• Set tasks:
**A.** Repeat word for word everything in the labor board decision from "BEFORE: Harry Freedman, Vice-Chair." down to "the responding parties.".
**B.** Translate this sentence from the labor board decision into Spanish: "There have been no comments filed by any of the responding parties."
**C.** Pick up the labor board decision after its last sentence and keep writing it.

• Page excerpt:
Sheet Metal Workers’ International Association Local Union 285 v. Custom Gas Heating Limited
1527-01-R Sheet Metal Workers’ International Association Local Union 285, Applicant v. Custom Gas Heating Limited o/a National Heating and Air Conditioning Sales, Morriston Mechanical Consultants & Technicians, and Marvelle Mechanical Inc., Responding Parties.
BEFORE: Harry Freedman, Vice-Chair.
DECISION OF THE BOARD; September 28, 2001
1The applicant, by letter from its counsel dated September 20, 2001, in this proceeding under sections 69 and 1(4) of the Labour Relations Act, 1995, S.O. 1995, c. 1, as amended (the “Act”) for declaratory and other relief requests an order confirming that its application was properly delivered to Custom Gas Heating Limited o/a National Heating & Air Conditioning Sales (“National”). Counsel for the applicant provided a copy of that letter to counsel for two of the three responding parties. The Registrar provided a copy of the letter to the responding parties and instructed that their comments, if any, with respect to that letter from counsel for the applicant were to be received by the Registrar on or before September 26, 2001. There have been no comments filed by any of the responding parties.
2The Alternate Chair of the Board authorized me to determine this matter pursuant to section 110(14)(a) of the Act.

• Items:
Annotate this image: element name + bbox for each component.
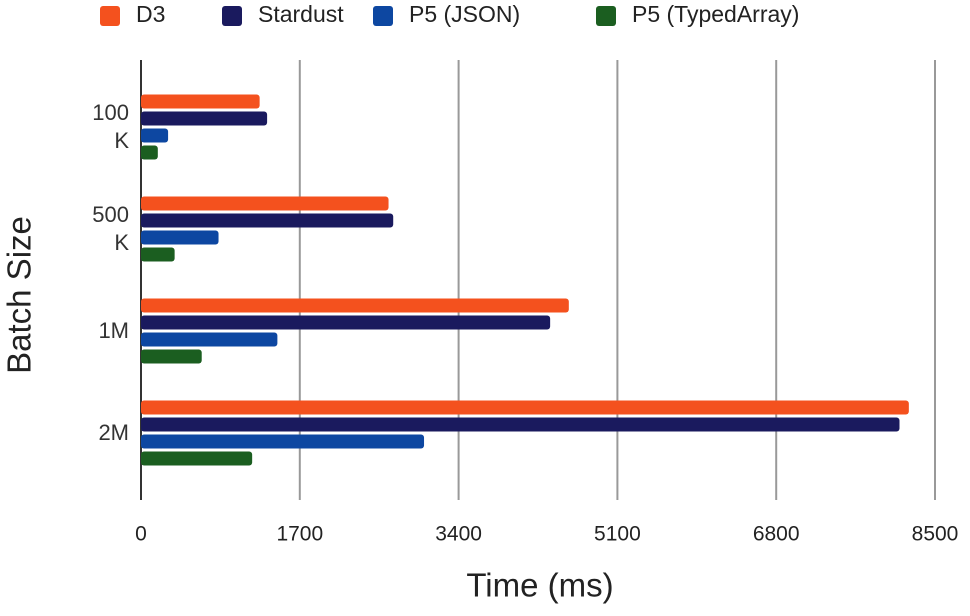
bar	[141, 349, 202, 364]
y-tick-label: 100 K	[92, 100, 129, 153]
legend-swatch	[222, 6, 242, 26]
bar	[141, 213, 394, 228]
bar	[141, 400, 909, 415]
legend-label: Stardust	[258, 1, 344, 27]
y-tick-label: 500 K	[92, 202, 129, 255]
x-tick-label: 1700	[276, 523, 323, 546]
bar	[141, 434, 425, 449]
bar	[141, 230, 219, 245]
bar	[141, 451, 253, 466]
legend-swatch	[596, 6, 616, 26]
y-tick-label: 2M	[98, 420, 129, 445]
legend-label: P5 (JSON)	[409, 1, 520, 27]
bar	[141, 298, 569, 313]
x-tick-label: 8500	[912, 523, 959, 546]
bar	[141, 94, 260, 109]
x-axis-title: Time (ms)	[466, 567, 613, 604]
x-tick-label: 6800	[753, 523, 800, 546]
bar	[141, 247, 175, 262]
x-tick-label: 5100	[594, 523, 641, 546]
bar	[141, 417, 900, 432]
bar	[141, 145, 158, 160]
bar	[141, 111, 268, 126]
x-tick-label: 0	[135, 523, 147, 546]
bar	[141, 315, 551, 330]
y-tick-label: 1M	[98, 318, 129, 343]
bar	[141, 128, 169, 143]
bar	[141, 196, 389, 211]
legend-label: D3	[136, 1, 165, 27]
legend-swatch	[100, 6, 120, 26]
y-axis-title: Batch Size	[1, 216, 38, 374]
x-tick-label: 3400	[435, 523, 482, 546]
legend-label: P5 (TypedArray)	[632, 1, 799, 27]
bar	[141, 332, 278, 347]
legend-swatch	[373, 6, 393, 26]
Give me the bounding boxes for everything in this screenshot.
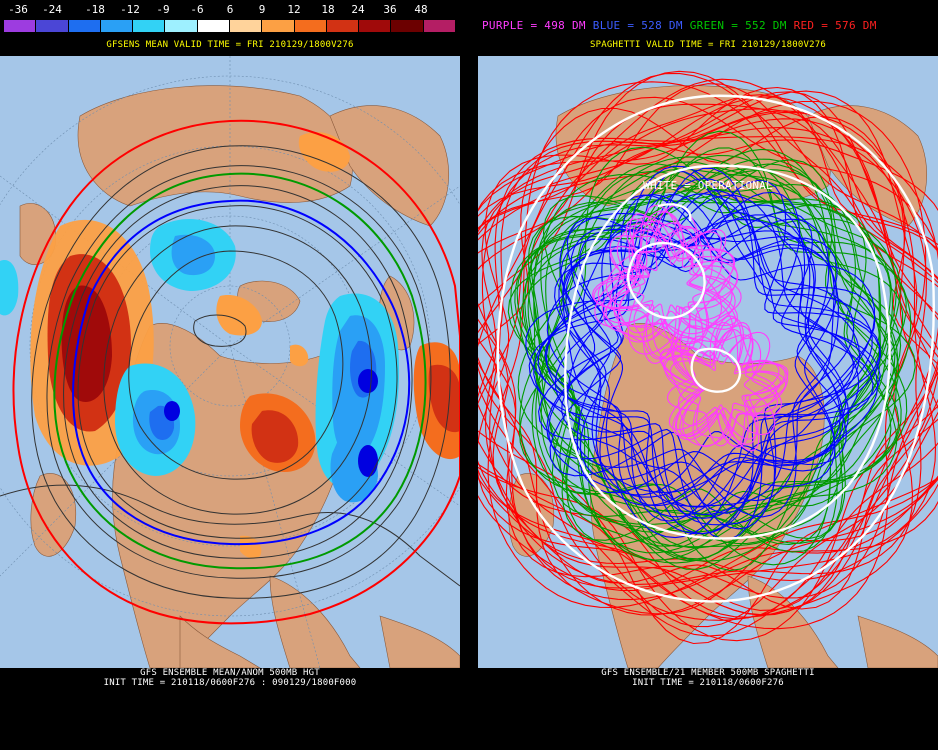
scale-label: -9 bbox=[156, 3, 170, 16]
mean-footer-init: INIT TIME = 210118/0600F276 : 090129/180… bbox=[103, 678, 357, 688]
legend-purple: PURPLE = 498 DM bbox=[482, 19, 586, 32]
ensemble-member-line bbox=[478, 111, 938, 601]
scale-label: -36 bbox=[8, 3, 28, 16]
colorbar-swatch bbox=[4, 20, 37, 32]
ensemble-mean-panel: -36 -24 -18 -12 -9 -6 6 9 12 18 24 36 48… bbox=[0, 0, 460, 750]
colorbar-swatch bbox=[197, 20, 230, 32]
anomaly-scale-labels: -36 -24 -18 -12 -9 -6 6 9 12 18 24 36 48 bbox=[0, 3, 460, 17]
scale-label: -24 bbox=[42, 3, 62, 16]
ensemble-member-line bbox=[478, 96, 938, 616]
ensemble-member-line bbox=[519, 146, 897, 566]
operational-legend: WHITE = OPERATIONAL bbox=[643, 179, 773, 192]
ensemble-member-line bbox=[478, 136, 938, 621]
ensemble-member-line bbox=[537, 193, 847, 522]
ensemble-member-line bbox=[516, 130, 907, 553]
ensemble-member-line bbox=[478, 107, 938, 645]
ensemble-member-line bbox=[616, 223, 738, 355]
ensemble-member-line bbox=[478, 86, 938, 616]
ensemble-member-line bbox=[545, 193, 861, 519]
colorbar-swatch bbox=[100, 20, 134, 32]
colorbar-swatch bbox=[262, 20, 295, 32]
scale-label: 18 bbox=[321, 3, 335, 16]
spaghetti-footer-title: GFS ENSEMBLE/21 MEMBER 500MB SPAGHETTI bbox=[601, 668, 815, 678]
legend-red: RED = 576 DM bbox=[793, 19, 877, 32]
colorbar-swatch bbox=[133, 20, 166, 32]
spaghetti-lines bbox=[478, 70, 938, 645]
ensemble-member-line bbox=[487, 81, 938, 608]
spaghetti-map bbox=[478, 56, 938, 668]
colorbar-swatch bbox=[359, 20, 392, 32]
ensemble-member-line bbox=[617, 220, 733, 343]
scale-label: 9 bbox=[258, 3, 266, 16]
ensemble-member-line bbox=[478, 91, 938, 615]
colorbar-swatch bbox=[326, 20, 360, 32]
ensemble-member-line bbox=[559, 212, 876, 539]
scale-label: -12 bbox=[120, 3, 140, 16]
colorbar-swatch bbox=[294, 20, 327, 32]
scale-label: 24 bbox=[351, 3, 365, 16]
ensemble-member-line bbox=[609, 222, 723, 335]
scale-label: 6 bbox=[226, 3, 234, 16]
ensemble-member-line bbox=[605, 227, 713, 345]
mean-valid-time: GFSENS MEAN VALID TIME = FRI 210129/1800… bbox=[106, 40, 354, 50]
ensemble-member-line bbox=[538, 211, 874, 516]
colorbar-swatch bbox=[423, 20, 456, 32]
mean-footer-title: GFS ENSEMBLE MEAN/ANOM 500MB HGT bbox=[140, 668, 320, 678]
legend-green: GREEN = 552 DM bbox=[689, 19, 787, 32]
ensemble-member-line bbox=[478, 100, 927, 630]
ensemble-member-line bbox=[558, 204, 850, 506]
scale-label: 12 bbox=[287, 3, 301, 16]
mean-anomaly-map bbox=[0, 56, 460, 668]
spaghetti-valid-time: SPAGHETTI VALID TIME = FRI 210129/1800V2… bbox=[590, 40, 826, 50]
scale-label: 36 bbox=[383, 3, 397, 16]
ensemble-member-line bbox=[567, 194, 839, 518]
colorbar-swatch bbox=[36, 20, 69, 32]
ensemble-member-line bbox=[528, 154, 904, 546]
ensemble-member-line bbox=[562, 236, 835, 507]
ensemble-member-line bbox=[478, 110, 938, 620]
ensemble-member-line bbox=[522, 183, 881, 549]
scale-label: -6 bbox=[190, 3, 204, 16]
ensemble-member-line bbox=[478, 94, 938, 610]
ensemble-member-line bbox=[527, 159, 900, 547]
spaghetti-legend: PURPLE = 498 DM BLUE = 528 DM GREEN = 55… bbox=[482, 19, 938, 32]
ensemble-member-line bbox=[609, 225, 731, 352]
ensemble-member-line bbox=[565, 214, 841, 498]
ensemble-member-line bbox=[525, 167, 881, 535]
ensemble-member-line bbox=[594, 204, 734, 343]
colorbar-swatch bbox=[68, 20, 101, 32]
colorbar-swatch bbox=[229, 20, 263, 32]
ensemble-member-line bbox=[609, 235, 736, 360]
scale-label: -18 bbox=[85, 3, 105, 16]
ensemble-member-line bbox=[546, 194, 860, 518]
ensemble-member-line bbox=[544, 193, 837, 507]
ensemble-member-line bbox=[478, 90, 918, 618]
spaghetti-footer-init: INIT TIME = 210118/0600F276 bbox=[632, 678, 784, 688]
key-contours bbox=[12, 119, 460, 625]
operational-contours bbox=[496, 94, 935, 603]
ensemble-member-line bbox=[528, 171, 876, 526]
scale-label: 48 bbox=[414, 3, 428, 16]
ensemble-member-line bbox=[517, 171, 892, 562]
ensemble-member-line bbox=[593, 218, 738, 359]
ensemble-member-line bbox=[570, 218, 836, 494]
ensemble-member-line bbox=[554, 190, 855, 502]
ensemble-member-line bbox=[518, 163, 882, 544]
ensemble-member-line bbox=[540, 168, 896, 545]
colorbar-swatch bbox=[391, 20, 424, 32]
ensemble-member-line bbox=[666, 335, 778, 447]
ensemble-member-line bbox=[662, 321, 780, 440]
legend-blue: BLUE = 528 DM bbox=[592, 19, 683, 32]
anomaly-colorbar bbox=[4, 20, 456, 32]
ensemble-member-line bbox=[673, 334, 782, 447]
height-contours bbox=[0, 145, 460, 599]
colorbar-swatch bbox=[165, 20, 198, 32]
ensemble-member-line bbox=[478, 103, 938, 628]
negative-anomalies bbox=[0, 218, 400, 503]
spaghetti-panel: PURPLE = 498 DM BLUE = 528 DM GREEN = 55… bbox=[478, 0, 938, 750]
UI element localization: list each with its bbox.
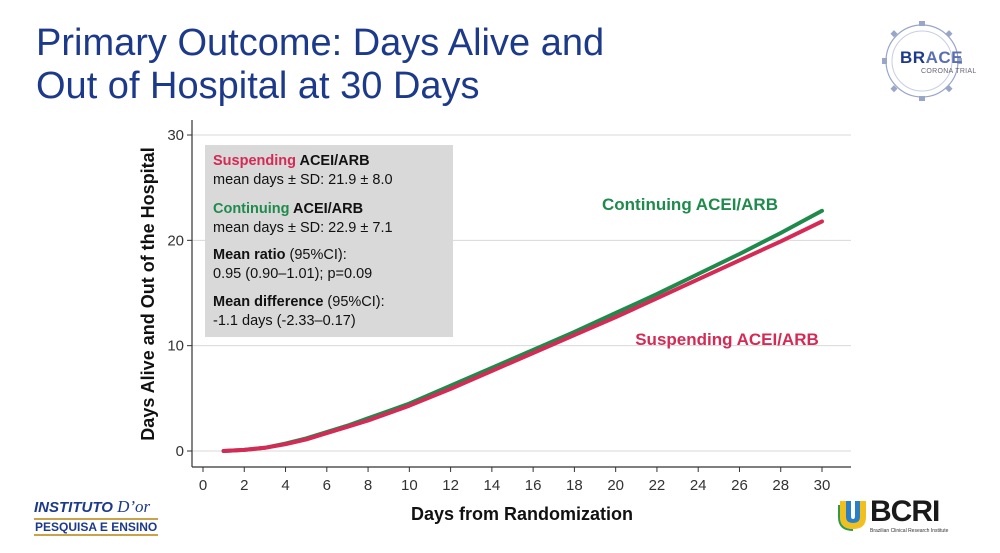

• Outputs in order:
**A.**
BEFORE: Harry Freedman, Vice-Chair.
DECISION OF THE BOARD; September 28, 2001
1The applicant, by letter from its counsel dated September 20, 2001, in this proceeding under sections 69 and 1(4) of the Labour Relations Act, 1995, S.O. 1995, c. 1, as amended (the “Act”) for declaratory and other relief requests an order confirming that its application was properly delivered to Custom Gas Heating Limited o/a National Heating & Air Conditioning Sales (“National”). Counsel for the applicant provided a copy of that letter to counsel for two of the three responding parties. The Registrar provided a copy of the letter to the responding parties and instructed that their comments, if any, with respect to that letter from counsel for the applicant were to be received by the Registrar on or before September 26, 2001. There have been no comments filed by any of the responding parties.

**B.** Ninguna de las partes demandadas ha presentado comentarios.

**C.**
3The applicant made this request after having received a response filed by Marvelle Mechanical Inc. (“Marvelle”) and Morriston Mechanical Consultants and Technicians (“Morriston”) in which they assert that the application had not been properly served on National. The applicant in its application alleged, among other things, that it holds bargaining rights for National by virtue of a decision and certificate issued by the Board on July 30, 1996 and also claims that it holds bargaining rights for Morriston by virtue of a voluntary recognition agreement dated February 24, 1998 executed by Morriston.
4Marvelle and Morriston filed a single response and are represented by the same counsel. No response has been filed by Custom. The applicant, Marvelle and Morriston agree that National is bankrupt. The applicant’s counsel, in his letter to the Board of September 20, 2001 advises that upon learning of the bankruptcy of National, he contacted the trustee in bankruptcy and was advised by the trustee to provide notice of the application to the receiver. The applicant submits in the alternative that it had effected service on National because John Ciardulli, one of the principals of Marvelle was also a principal of National, and the application was received by Mr. Ciardulli.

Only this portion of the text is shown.